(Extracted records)
begin

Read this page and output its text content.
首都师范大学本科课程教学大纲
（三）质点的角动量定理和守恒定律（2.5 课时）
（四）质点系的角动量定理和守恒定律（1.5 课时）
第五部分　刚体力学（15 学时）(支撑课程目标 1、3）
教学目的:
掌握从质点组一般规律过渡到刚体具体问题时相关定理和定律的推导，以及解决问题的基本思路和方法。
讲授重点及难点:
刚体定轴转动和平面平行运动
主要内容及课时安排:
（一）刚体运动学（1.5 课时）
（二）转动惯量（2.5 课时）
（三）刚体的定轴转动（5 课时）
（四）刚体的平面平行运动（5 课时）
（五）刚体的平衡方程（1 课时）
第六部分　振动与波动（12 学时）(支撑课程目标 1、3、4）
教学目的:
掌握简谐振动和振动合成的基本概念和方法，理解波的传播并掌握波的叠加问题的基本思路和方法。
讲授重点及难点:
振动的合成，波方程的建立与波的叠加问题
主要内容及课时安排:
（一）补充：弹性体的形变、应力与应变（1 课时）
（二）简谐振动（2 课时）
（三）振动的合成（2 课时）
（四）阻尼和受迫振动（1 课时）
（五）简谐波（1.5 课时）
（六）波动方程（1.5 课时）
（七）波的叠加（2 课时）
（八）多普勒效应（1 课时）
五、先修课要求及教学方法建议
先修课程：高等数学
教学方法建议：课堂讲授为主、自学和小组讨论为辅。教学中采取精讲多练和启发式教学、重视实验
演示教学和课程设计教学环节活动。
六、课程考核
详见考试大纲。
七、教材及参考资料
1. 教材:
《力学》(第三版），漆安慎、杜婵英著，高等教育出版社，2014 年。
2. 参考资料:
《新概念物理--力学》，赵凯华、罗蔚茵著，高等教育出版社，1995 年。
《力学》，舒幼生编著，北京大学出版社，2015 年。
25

end

Retype the entries exactly, including every line.

Read this page and output its text content.
首都师范大学本科课程教学大纲
（三）质点的角动量定理和守恒定律（2.5 课时）
（四）质点系的角动量定理和守恒定律（1.5 课时）
第五部分　刚体力学（15 学时）(支撑课程目标 1、3）
教学目的:
掌握从质点组一般规律过渡到刚体具体问题时相关定理和定律的推导，以及解决问题的基本思路和方法。
讲授重点及难点:
刚体定轴转动和平面平行运动
主要内容及课时安排:
（一）刚体运动学（1.5 课时）
（二）转动惯量（2.5 课时）
（三）刚体的定轴转动（5 课时）
（四）刚体的平面平行运动（5 课时）
（五）刚体的平衡方程（1 课时）
第六部分　振动与波动（12 学时）(支撑课程目标 1、3、4）
教学目的:
掌握简谐振动和振动合成的基本概念和方法，理解波的传播并掌握波的叠加问题的基本思路和方法。
讲授重点及难点:
振动的合成，波方程的建立与波的叠加问题
主要内容及课时安排:
（一）补充：弹性体的形变、应力与应变（1 课时）
（二）简谐振动（2 课时）
（三）振动的合成（2 课时）
（四）阻尼和受迫振动（1 课时）
（五）简谐波（1.5 课时）
（六）波动方程（1.5 课时）
（七）波的叠加（2 课时）
（八）多普勒效应（1 课时）
五、先修课要求及教学方法建议
先修课程：高等数学
教学方法建议：课堂讲授为主、自学和小组讨论为辅。教学中采取精讲多练和启发式教学、重视实验
演示教学和课程设计教学环节活动。
六、课程考核
详见考试大纲。
七、教材及参考资料
1. 教材:
《力学》(第三版），漆安慎、杜婵英著，高等教育出版社，2014 年。
2. 参考资料:
《新概念物理--力学》，赵凯华、罗蔚茵著，高等教育出版社，1995 年。
《力学》，舒幼生编著，北京大学出版社，2015 年。
25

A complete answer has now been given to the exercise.